Exercise directions: Find the string "železniční" in the records. Copy every line it appears in.

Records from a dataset
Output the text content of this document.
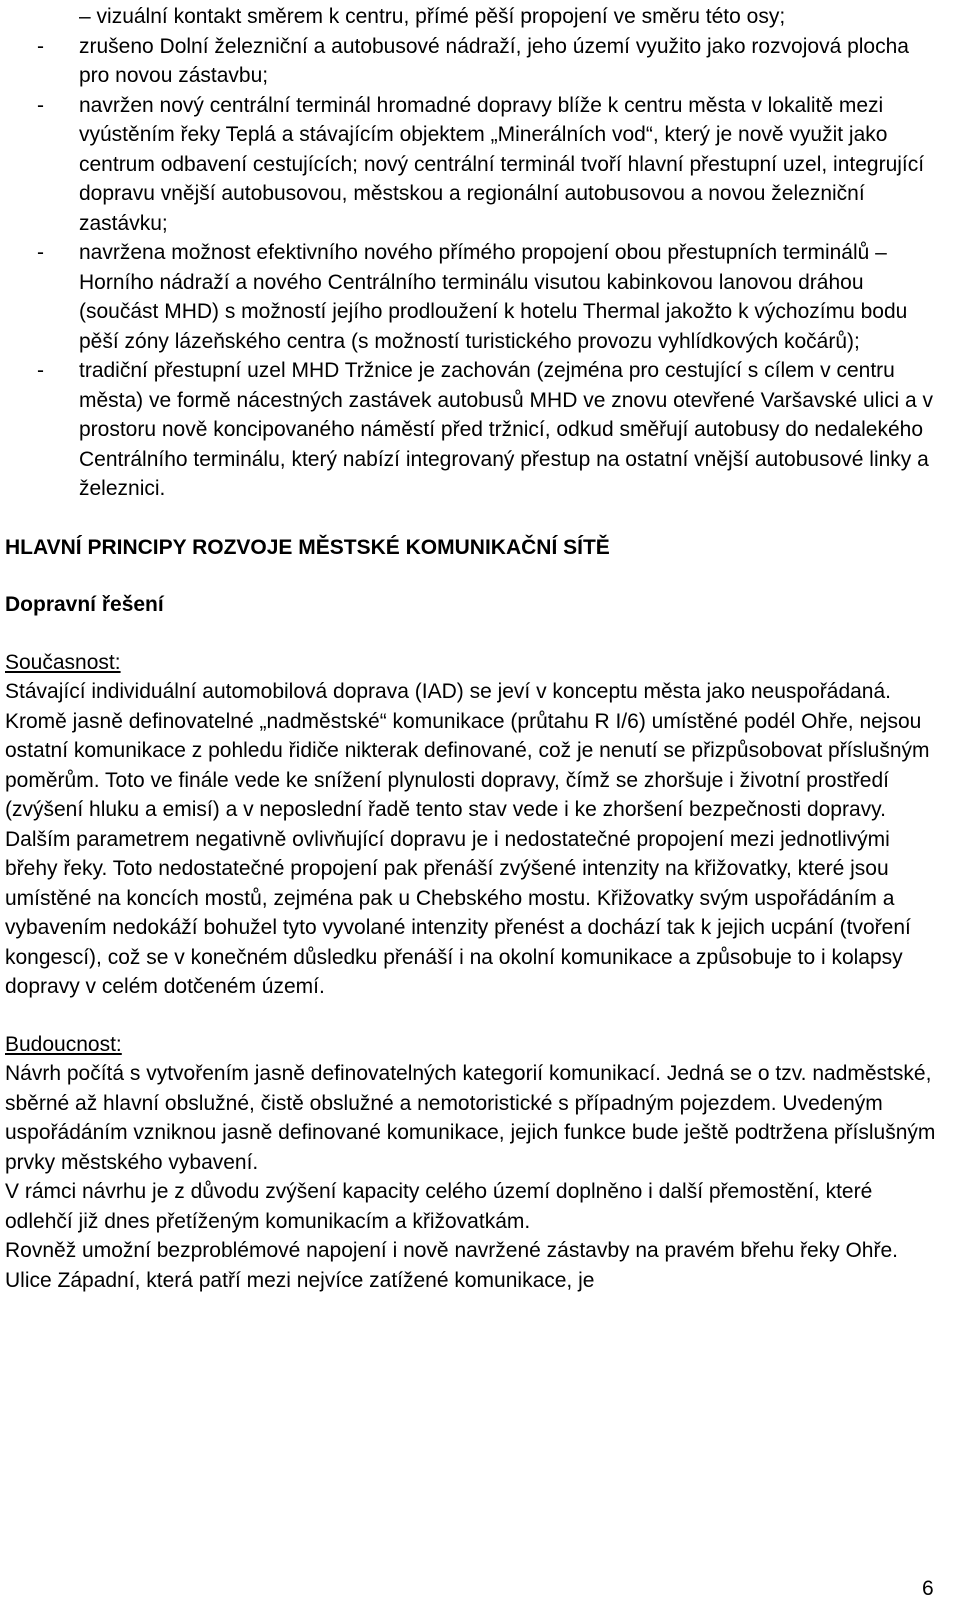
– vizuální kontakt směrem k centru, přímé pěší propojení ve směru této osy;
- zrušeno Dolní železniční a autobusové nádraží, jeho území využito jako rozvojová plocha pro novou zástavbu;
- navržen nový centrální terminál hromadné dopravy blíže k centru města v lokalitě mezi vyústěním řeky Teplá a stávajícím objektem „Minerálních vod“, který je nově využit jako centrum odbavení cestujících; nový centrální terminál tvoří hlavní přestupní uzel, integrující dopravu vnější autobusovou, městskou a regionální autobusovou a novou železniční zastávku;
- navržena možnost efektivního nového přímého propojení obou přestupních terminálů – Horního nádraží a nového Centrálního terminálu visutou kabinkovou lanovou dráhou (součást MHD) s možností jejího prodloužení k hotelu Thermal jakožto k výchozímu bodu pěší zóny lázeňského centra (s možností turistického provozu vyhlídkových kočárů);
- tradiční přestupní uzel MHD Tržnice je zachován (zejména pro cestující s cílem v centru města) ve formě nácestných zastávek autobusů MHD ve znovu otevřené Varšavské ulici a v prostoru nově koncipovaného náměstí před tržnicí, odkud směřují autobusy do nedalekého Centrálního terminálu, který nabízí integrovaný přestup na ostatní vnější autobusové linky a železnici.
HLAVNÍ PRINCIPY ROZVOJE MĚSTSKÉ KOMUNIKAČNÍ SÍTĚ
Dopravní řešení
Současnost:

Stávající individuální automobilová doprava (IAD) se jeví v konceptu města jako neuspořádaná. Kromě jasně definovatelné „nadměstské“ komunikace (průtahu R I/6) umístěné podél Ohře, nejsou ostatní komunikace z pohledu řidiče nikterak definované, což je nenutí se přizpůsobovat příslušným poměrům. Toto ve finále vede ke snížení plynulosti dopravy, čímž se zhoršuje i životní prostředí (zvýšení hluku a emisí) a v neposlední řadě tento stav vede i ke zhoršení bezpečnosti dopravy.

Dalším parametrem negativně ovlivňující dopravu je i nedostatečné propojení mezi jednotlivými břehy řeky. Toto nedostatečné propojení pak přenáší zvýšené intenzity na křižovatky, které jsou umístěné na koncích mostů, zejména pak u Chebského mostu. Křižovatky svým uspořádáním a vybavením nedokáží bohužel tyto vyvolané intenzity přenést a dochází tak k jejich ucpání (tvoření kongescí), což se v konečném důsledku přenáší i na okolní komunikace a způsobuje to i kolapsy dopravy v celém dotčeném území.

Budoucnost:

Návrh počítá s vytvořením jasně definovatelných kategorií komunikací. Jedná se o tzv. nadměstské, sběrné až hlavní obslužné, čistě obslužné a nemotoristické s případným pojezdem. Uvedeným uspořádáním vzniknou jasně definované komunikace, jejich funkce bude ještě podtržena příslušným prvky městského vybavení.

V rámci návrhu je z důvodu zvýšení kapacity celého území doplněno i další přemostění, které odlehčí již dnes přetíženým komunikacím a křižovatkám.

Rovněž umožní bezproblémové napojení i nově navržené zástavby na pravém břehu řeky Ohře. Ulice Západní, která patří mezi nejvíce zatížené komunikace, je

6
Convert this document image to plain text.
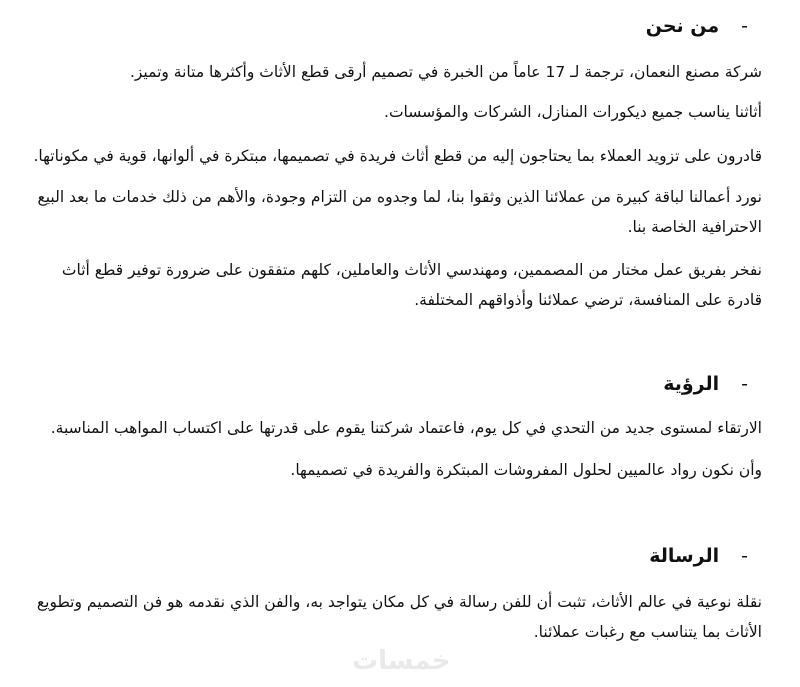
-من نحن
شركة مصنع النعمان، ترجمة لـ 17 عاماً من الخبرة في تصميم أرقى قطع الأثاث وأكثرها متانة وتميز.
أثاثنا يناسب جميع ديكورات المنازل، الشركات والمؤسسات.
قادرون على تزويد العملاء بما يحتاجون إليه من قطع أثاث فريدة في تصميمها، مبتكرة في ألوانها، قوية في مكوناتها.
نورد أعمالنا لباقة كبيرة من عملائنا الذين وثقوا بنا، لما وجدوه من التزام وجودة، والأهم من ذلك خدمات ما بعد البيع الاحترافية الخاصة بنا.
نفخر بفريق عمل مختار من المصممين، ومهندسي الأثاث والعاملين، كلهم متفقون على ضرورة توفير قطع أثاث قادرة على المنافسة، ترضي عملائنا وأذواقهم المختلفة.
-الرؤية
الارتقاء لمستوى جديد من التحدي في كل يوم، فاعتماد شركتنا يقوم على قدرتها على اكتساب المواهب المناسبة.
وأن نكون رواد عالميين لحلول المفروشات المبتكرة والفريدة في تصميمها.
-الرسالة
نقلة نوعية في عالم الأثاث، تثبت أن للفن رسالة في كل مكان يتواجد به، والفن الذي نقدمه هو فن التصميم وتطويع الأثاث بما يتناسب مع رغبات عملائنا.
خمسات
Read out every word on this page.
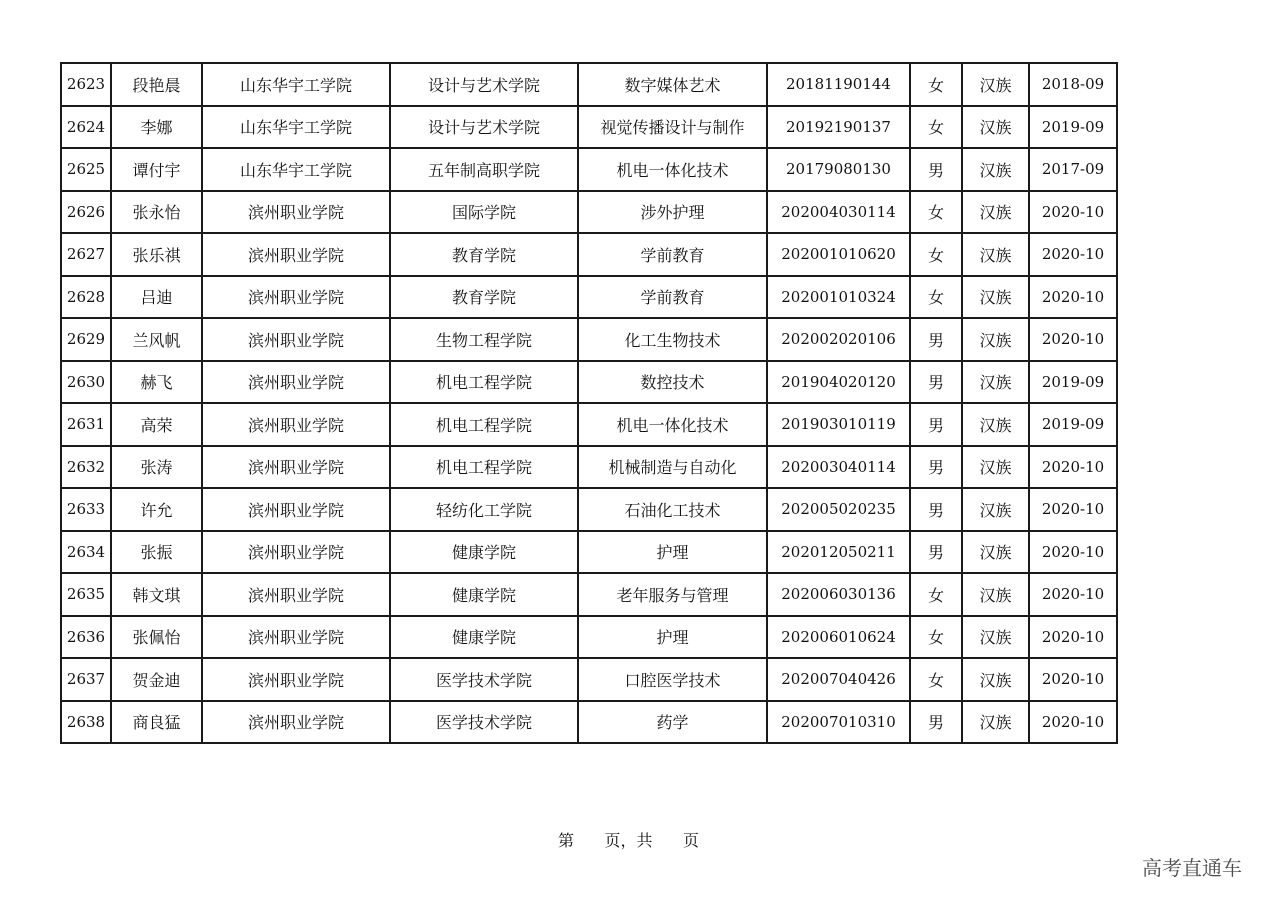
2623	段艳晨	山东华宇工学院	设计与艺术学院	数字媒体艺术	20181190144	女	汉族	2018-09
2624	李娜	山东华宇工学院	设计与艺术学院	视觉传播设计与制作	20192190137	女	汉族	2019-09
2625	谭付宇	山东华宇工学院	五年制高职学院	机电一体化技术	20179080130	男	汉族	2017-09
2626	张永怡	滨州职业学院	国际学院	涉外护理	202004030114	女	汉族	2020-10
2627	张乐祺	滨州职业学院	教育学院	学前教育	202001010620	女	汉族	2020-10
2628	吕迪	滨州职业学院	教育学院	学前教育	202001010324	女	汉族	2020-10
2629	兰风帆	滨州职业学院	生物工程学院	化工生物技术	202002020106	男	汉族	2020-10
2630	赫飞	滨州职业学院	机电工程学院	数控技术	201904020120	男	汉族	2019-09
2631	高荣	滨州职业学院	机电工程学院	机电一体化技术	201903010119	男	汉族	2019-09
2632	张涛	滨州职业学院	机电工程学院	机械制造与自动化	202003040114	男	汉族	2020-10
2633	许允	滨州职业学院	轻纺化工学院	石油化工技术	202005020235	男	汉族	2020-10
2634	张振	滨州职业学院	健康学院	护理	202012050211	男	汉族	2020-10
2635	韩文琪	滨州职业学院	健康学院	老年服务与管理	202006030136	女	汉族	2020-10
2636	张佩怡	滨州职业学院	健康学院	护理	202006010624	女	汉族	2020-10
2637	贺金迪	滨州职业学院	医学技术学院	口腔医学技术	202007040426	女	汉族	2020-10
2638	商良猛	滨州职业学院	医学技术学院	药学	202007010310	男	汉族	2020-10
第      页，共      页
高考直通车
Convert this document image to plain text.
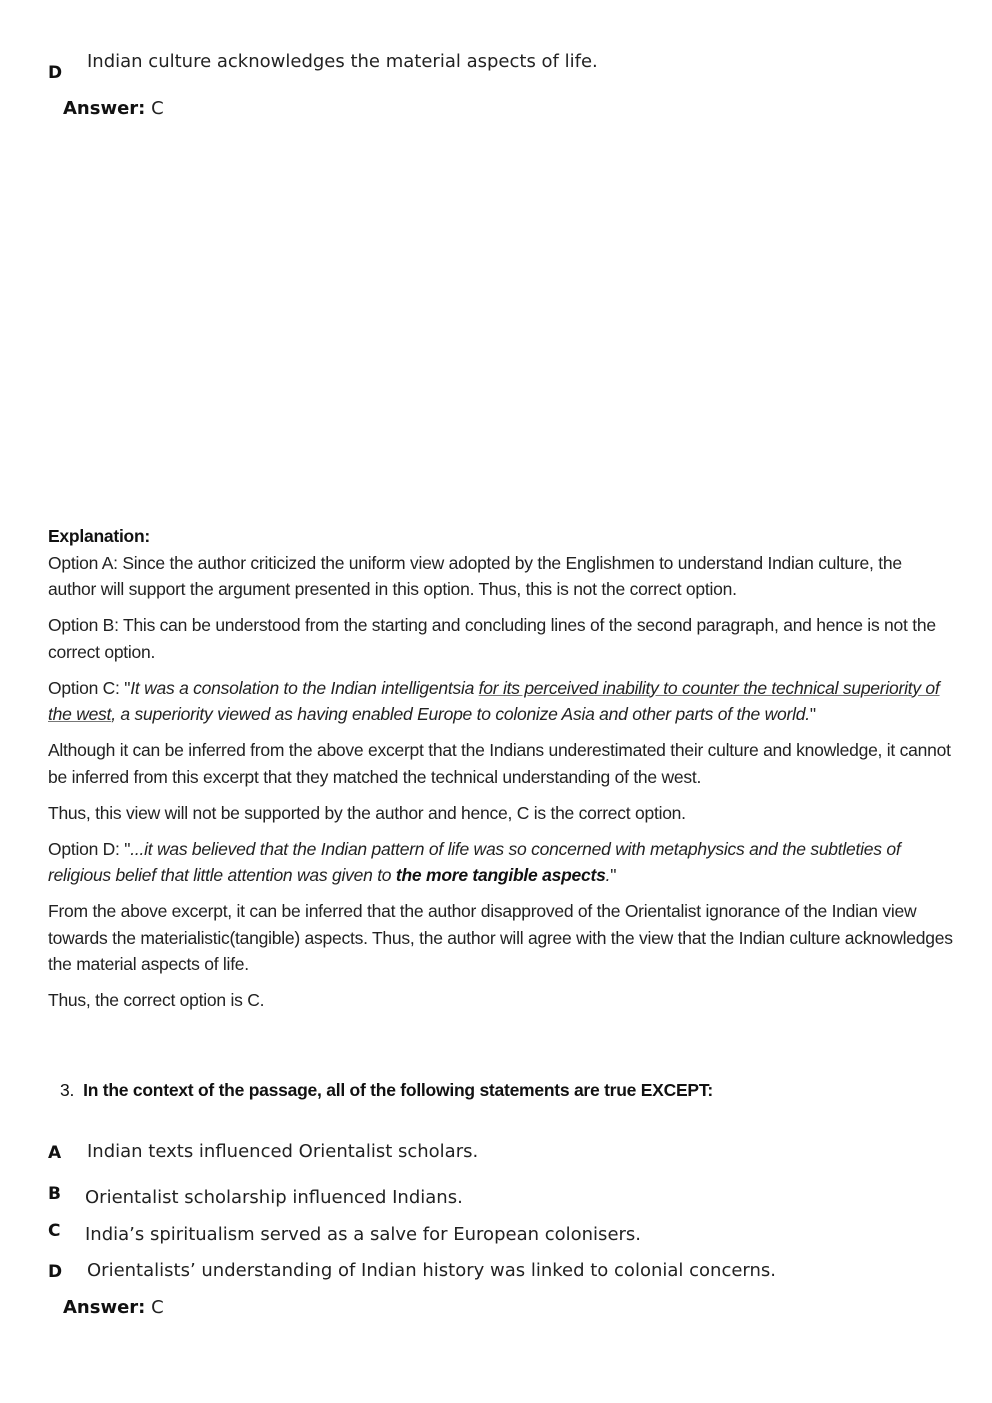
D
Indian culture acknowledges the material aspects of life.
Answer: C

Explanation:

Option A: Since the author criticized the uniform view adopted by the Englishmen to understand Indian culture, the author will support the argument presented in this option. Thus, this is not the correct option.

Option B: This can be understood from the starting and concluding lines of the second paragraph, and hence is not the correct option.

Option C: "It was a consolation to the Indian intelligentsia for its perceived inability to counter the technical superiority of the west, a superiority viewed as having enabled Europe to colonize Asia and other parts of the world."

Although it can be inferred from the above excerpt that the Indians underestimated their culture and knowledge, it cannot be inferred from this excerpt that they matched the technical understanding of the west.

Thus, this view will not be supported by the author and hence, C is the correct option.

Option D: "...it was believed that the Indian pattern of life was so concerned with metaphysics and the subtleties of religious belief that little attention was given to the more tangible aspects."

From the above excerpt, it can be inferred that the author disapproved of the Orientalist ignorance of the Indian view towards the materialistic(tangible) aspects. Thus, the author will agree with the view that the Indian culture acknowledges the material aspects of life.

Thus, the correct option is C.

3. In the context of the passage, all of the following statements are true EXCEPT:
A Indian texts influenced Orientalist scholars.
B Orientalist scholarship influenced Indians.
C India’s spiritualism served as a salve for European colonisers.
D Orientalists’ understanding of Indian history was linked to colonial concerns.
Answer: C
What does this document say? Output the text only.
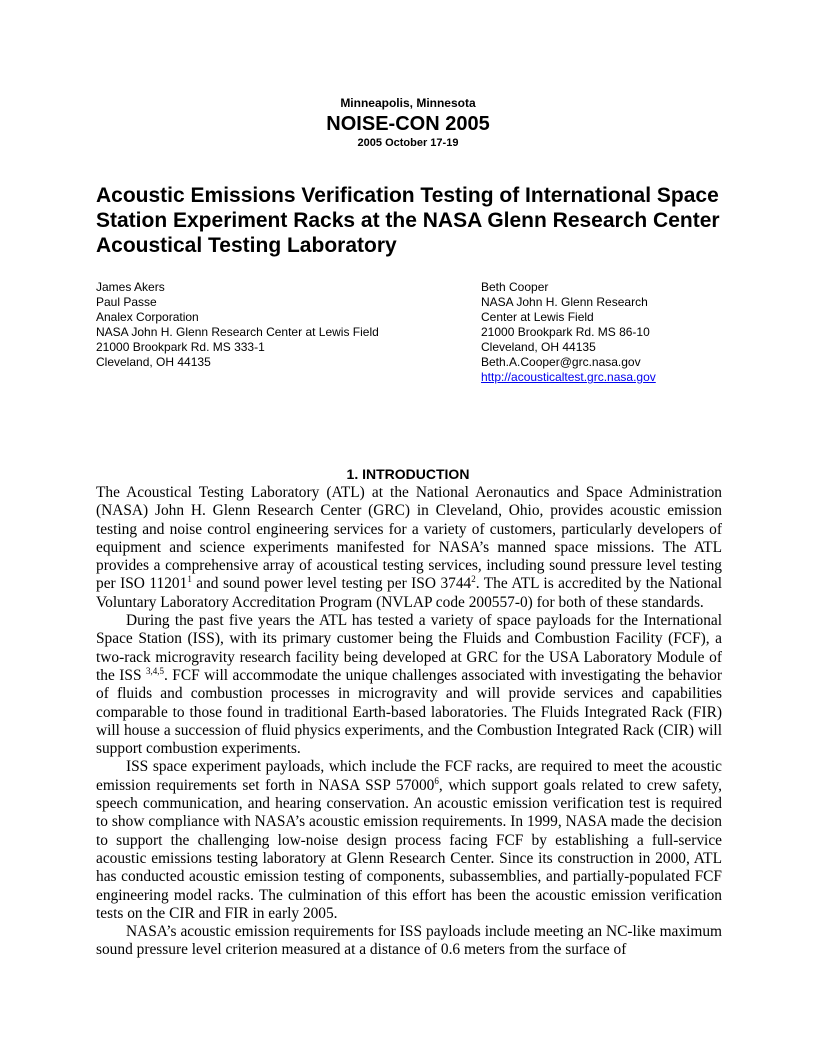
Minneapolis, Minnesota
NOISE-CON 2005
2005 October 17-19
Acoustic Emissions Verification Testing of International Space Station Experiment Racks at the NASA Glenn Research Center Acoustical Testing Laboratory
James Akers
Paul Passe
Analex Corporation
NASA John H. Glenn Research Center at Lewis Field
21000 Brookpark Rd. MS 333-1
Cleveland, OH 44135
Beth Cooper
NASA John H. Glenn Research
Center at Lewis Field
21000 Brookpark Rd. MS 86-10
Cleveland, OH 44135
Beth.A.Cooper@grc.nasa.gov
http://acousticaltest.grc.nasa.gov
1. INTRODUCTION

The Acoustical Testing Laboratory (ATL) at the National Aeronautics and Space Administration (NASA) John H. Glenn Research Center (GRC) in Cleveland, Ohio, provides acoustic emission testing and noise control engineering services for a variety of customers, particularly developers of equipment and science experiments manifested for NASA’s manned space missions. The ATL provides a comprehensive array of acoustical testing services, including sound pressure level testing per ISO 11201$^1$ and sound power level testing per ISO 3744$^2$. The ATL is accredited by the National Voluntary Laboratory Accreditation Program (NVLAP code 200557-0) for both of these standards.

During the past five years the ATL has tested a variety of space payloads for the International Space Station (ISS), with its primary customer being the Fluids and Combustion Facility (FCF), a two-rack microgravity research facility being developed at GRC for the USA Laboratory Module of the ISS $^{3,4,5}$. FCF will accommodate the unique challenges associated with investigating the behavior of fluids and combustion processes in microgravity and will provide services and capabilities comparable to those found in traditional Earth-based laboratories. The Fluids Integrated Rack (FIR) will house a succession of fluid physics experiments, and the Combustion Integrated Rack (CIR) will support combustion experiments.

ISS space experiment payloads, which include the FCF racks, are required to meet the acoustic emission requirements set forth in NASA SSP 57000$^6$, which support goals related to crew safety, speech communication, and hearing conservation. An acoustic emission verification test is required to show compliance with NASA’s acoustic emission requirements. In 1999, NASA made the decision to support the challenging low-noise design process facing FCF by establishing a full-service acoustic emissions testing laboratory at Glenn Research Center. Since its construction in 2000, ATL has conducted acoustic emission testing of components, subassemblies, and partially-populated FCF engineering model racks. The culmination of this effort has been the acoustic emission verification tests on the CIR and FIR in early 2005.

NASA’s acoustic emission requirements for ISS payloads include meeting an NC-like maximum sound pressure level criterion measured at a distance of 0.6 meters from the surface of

Solution for this exercise:
- zrušeno Dolní železniční a autobusové nádraží, jeho území využito jako rozvojová plocha pro novou zástavbu;
- navržen nový centrální terminál hromadné dopravy blíže k centru města v lokalitě mezi vyústěním řeky Teplá a stávajícím objektem „Minerálních vod“, který je nově využit jako centrum odbavení cestujících; nový centrální terminál tvoří hlavní přestupní uzel, integrující dopravu vnější autobusovou, městskou a regionální autobusovou a novou železniční zastávku;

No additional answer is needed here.